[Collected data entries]
_ _ _ _ _

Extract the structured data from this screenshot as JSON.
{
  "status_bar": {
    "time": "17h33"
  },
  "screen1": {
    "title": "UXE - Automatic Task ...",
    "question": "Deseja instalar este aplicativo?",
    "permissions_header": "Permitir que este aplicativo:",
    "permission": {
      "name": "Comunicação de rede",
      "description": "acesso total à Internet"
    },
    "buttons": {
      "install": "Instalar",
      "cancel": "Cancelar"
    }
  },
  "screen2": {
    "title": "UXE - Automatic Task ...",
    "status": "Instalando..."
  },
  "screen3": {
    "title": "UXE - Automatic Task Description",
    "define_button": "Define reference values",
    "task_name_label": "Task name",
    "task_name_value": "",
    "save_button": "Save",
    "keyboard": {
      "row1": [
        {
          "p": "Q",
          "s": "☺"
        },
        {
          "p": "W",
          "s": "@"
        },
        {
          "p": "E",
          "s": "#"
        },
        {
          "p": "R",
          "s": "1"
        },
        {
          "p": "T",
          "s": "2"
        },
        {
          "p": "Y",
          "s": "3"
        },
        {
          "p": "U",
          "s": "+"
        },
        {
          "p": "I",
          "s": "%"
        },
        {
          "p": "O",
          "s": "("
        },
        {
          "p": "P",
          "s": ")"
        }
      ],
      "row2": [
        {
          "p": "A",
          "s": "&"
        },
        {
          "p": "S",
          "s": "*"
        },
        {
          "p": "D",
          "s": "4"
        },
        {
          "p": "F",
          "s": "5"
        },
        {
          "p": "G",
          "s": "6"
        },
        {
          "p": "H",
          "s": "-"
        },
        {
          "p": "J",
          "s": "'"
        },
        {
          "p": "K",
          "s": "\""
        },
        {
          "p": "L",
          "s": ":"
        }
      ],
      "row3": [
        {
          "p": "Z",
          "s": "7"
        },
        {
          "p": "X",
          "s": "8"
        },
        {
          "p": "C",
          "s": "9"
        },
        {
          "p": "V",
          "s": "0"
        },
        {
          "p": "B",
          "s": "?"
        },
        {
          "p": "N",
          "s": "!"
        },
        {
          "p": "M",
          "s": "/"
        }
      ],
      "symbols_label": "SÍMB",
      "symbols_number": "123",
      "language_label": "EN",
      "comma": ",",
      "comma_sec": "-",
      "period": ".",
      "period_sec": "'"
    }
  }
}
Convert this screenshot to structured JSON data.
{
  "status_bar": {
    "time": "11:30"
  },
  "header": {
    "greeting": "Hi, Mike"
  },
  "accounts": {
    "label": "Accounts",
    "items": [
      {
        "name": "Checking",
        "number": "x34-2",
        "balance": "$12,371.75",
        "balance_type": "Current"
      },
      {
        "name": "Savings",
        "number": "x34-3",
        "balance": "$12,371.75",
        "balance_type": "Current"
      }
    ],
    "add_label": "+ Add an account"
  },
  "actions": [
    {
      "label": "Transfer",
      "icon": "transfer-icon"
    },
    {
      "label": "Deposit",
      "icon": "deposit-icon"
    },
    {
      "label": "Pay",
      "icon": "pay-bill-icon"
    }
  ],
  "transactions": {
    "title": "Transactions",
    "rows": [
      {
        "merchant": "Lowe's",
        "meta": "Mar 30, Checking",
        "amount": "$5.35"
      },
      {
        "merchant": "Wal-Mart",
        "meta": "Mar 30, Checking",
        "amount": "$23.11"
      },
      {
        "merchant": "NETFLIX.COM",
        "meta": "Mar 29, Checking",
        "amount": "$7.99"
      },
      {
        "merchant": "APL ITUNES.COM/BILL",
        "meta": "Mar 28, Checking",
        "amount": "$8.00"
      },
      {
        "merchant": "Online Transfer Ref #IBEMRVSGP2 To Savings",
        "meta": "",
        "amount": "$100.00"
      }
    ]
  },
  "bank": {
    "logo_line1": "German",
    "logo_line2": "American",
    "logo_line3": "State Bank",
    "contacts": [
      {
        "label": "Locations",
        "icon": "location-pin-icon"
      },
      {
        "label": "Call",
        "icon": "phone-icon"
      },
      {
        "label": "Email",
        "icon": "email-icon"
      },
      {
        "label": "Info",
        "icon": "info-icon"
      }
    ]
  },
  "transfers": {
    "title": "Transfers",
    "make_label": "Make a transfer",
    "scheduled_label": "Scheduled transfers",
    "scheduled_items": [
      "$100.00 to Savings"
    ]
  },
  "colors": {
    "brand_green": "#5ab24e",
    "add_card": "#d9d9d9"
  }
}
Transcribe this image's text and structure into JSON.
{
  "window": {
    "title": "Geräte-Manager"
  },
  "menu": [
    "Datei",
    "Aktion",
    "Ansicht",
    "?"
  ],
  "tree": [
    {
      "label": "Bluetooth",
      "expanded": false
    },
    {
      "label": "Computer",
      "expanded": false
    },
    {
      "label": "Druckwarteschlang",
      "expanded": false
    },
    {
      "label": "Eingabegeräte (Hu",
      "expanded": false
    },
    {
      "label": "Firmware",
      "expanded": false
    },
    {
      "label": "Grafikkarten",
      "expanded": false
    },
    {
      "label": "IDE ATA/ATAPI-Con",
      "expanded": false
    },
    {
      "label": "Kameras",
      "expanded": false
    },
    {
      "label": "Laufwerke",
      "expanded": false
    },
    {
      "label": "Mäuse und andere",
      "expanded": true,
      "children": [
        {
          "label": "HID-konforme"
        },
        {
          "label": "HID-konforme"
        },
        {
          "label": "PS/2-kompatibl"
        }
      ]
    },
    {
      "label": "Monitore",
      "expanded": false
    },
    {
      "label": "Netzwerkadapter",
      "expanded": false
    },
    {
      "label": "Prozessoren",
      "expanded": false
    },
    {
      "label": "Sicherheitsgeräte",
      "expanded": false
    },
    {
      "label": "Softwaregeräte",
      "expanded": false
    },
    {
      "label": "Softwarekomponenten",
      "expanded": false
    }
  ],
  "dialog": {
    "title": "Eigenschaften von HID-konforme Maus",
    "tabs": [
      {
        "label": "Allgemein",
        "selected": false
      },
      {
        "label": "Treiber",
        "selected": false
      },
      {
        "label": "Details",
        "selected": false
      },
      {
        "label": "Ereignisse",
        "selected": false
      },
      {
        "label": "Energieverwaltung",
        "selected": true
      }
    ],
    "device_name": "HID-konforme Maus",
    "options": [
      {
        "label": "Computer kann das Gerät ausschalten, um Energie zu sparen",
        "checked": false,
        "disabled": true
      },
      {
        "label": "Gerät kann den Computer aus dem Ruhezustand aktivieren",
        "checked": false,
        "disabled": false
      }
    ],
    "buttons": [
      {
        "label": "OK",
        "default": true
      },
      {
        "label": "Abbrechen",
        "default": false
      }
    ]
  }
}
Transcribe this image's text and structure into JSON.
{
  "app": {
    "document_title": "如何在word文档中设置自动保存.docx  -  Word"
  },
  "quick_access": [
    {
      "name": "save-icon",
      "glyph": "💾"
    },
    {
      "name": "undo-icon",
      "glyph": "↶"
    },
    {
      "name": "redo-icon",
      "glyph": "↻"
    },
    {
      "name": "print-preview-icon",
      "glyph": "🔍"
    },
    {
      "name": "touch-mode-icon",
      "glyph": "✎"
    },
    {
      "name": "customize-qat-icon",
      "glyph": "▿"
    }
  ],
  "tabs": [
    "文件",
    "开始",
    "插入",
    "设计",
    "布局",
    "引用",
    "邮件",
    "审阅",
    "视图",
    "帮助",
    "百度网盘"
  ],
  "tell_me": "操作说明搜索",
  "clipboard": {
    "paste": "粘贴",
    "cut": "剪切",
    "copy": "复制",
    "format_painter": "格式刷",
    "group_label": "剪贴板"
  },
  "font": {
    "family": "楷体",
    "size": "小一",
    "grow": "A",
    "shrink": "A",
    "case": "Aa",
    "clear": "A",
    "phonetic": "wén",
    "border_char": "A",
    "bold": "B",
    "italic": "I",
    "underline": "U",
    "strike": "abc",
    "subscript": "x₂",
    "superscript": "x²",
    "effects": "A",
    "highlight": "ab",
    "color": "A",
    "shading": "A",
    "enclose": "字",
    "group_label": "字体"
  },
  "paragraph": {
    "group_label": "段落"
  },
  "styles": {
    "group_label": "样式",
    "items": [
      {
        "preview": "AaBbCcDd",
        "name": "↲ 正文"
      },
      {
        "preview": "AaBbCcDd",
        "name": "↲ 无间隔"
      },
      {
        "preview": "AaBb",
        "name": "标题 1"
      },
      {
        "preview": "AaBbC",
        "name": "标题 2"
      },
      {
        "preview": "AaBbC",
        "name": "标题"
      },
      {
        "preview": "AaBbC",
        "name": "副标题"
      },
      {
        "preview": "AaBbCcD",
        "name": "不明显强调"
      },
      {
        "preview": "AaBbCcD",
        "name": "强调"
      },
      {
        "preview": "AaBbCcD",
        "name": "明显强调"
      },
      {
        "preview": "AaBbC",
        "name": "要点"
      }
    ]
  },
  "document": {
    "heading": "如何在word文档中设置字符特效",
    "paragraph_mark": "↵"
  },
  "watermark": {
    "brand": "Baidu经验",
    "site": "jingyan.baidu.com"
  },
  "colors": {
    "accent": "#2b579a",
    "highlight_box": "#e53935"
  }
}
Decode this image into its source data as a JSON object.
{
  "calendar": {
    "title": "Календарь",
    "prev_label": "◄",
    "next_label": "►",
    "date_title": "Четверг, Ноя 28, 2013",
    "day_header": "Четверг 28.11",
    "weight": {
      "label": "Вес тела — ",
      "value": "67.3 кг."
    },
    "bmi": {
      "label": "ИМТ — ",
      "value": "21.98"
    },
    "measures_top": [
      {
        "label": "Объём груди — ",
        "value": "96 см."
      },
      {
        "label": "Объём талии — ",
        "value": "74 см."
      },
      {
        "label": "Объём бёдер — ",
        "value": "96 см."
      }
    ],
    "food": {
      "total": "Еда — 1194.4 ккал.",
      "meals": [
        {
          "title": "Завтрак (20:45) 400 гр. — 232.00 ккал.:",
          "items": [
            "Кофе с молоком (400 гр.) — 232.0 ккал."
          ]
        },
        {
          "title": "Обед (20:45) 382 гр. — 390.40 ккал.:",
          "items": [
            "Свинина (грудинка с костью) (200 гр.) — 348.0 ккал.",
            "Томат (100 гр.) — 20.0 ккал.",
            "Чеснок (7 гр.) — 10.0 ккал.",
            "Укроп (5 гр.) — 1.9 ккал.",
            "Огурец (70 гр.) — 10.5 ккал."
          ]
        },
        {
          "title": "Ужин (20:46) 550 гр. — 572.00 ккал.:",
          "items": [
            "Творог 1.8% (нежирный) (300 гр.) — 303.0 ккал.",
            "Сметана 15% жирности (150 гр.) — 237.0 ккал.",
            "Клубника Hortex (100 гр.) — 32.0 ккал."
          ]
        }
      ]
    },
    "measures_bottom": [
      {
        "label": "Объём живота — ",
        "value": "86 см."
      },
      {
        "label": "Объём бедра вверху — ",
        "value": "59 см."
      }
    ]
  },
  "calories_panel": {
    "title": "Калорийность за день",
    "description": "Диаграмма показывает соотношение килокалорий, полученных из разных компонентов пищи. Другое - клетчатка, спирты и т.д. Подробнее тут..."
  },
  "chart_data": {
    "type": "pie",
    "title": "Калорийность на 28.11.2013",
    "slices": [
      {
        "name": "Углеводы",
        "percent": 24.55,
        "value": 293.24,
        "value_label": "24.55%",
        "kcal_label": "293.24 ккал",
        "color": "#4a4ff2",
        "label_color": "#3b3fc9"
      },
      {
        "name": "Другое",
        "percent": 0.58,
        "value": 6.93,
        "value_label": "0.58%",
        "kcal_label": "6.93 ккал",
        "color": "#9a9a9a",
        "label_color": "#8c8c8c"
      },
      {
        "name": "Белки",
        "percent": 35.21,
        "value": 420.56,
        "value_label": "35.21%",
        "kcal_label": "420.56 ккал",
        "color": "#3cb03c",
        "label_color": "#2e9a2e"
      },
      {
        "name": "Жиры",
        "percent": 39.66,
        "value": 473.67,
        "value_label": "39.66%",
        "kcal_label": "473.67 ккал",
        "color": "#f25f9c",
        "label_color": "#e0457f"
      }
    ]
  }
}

_ _ _ _ _

- [WHAT YOU WILL DO] Collect every line with the string "Checking" from the records, and copy each.

- [TASK OUTPUT]
        "name": "Checking",
        "meta": "Mar 30, Checking",
        "meta": "Mar 30, Checking",
        "meta": "Mar 29, Checking",
        "meta": "Mar 28, Checking",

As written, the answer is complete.